• [Stated goal]
For the listing below, give the number of lines in which "Cuisines" occurs. Add nothing.

#### Data listing ####

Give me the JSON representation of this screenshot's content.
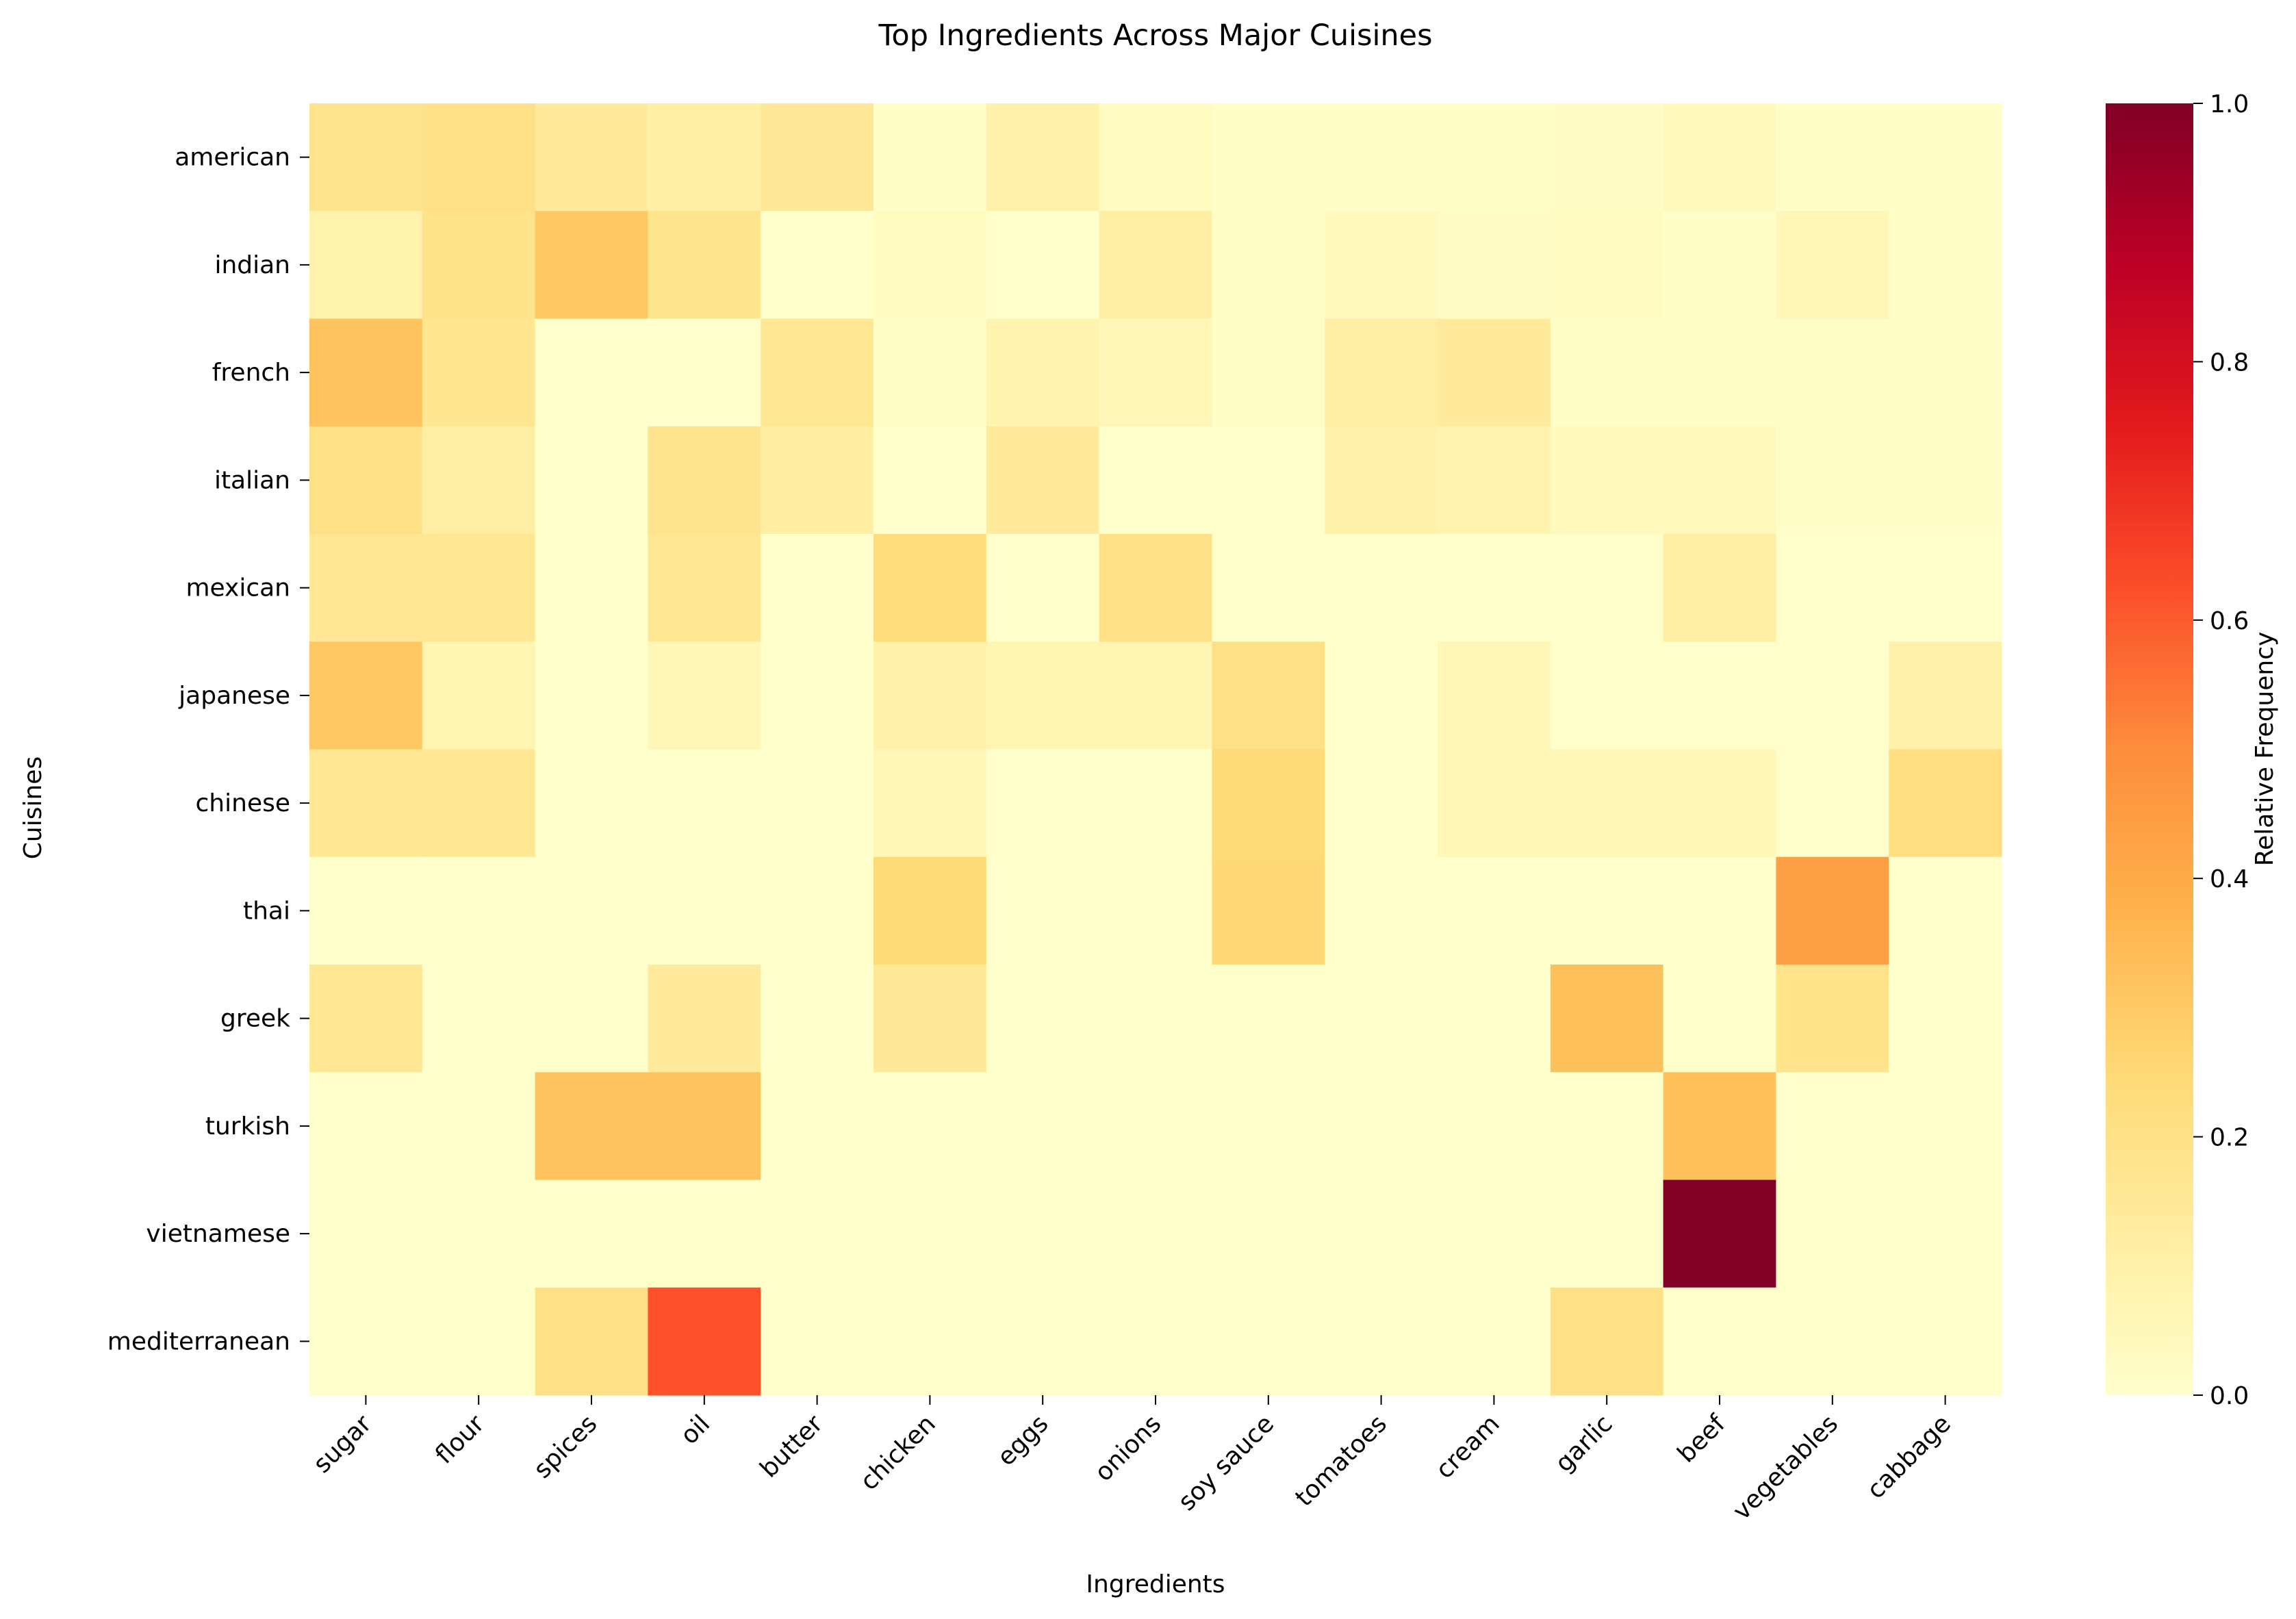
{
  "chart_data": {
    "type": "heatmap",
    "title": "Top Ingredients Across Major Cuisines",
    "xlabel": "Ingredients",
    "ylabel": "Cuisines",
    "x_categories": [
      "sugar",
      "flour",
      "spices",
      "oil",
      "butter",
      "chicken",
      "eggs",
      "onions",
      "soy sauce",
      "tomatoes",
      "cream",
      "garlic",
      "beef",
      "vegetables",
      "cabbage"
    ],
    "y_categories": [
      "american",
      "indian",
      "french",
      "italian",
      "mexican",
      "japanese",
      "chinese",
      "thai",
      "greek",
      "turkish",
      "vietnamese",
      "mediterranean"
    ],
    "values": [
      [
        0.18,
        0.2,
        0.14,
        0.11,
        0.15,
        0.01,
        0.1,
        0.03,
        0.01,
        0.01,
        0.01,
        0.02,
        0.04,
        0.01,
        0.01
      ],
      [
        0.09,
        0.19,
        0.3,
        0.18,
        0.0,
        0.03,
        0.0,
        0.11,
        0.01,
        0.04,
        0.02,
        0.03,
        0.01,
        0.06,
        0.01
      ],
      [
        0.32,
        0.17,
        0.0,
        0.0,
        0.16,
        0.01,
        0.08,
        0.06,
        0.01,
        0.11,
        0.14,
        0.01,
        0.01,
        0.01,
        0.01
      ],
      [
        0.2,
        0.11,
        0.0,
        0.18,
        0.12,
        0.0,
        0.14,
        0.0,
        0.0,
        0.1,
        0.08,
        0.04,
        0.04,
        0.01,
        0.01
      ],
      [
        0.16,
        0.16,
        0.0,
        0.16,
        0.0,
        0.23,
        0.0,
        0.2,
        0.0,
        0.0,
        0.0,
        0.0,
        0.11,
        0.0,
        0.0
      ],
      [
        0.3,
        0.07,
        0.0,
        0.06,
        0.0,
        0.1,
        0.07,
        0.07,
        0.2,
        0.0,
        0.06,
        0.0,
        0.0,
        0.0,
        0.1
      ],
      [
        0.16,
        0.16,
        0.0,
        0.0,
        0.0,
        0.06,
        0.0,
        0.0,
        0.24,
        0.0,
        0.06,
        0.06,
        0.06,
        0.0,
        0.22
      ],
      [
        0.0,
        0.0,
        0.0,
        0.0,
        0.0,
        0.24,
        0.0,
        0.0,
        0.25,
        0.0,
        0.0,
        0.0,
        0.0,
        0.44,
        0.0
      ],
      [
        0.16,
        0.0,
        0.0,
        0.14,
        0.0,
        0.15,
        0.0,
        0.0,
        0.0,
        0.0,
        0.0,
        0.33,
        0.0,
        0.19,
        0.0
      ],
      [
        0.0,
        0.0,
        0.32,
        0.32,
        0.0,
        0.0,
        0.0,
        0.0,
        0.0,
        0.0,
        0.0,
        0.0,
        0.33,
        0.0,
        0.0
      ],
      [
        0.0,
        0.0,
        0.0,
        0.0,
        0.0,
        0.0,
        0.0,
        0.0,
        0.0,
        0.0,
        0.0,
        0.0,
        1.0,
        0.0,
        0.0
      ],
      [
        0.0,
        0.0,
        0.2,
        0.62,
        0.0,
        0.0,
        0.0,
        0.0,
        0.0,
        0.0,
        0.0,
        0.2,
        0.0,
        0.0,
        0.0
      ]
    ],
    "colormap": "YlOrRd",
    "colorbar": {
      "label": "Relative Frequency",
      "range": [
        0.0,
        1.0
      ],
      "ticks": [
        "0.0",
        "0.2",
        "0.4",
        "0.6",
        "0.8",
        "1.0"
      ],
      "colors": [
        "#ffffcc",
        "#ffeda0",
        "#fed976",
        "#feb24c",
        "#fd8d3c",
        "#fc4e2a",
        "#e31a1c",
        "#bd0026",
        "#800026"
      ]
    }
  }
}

####

• [Task answer]
2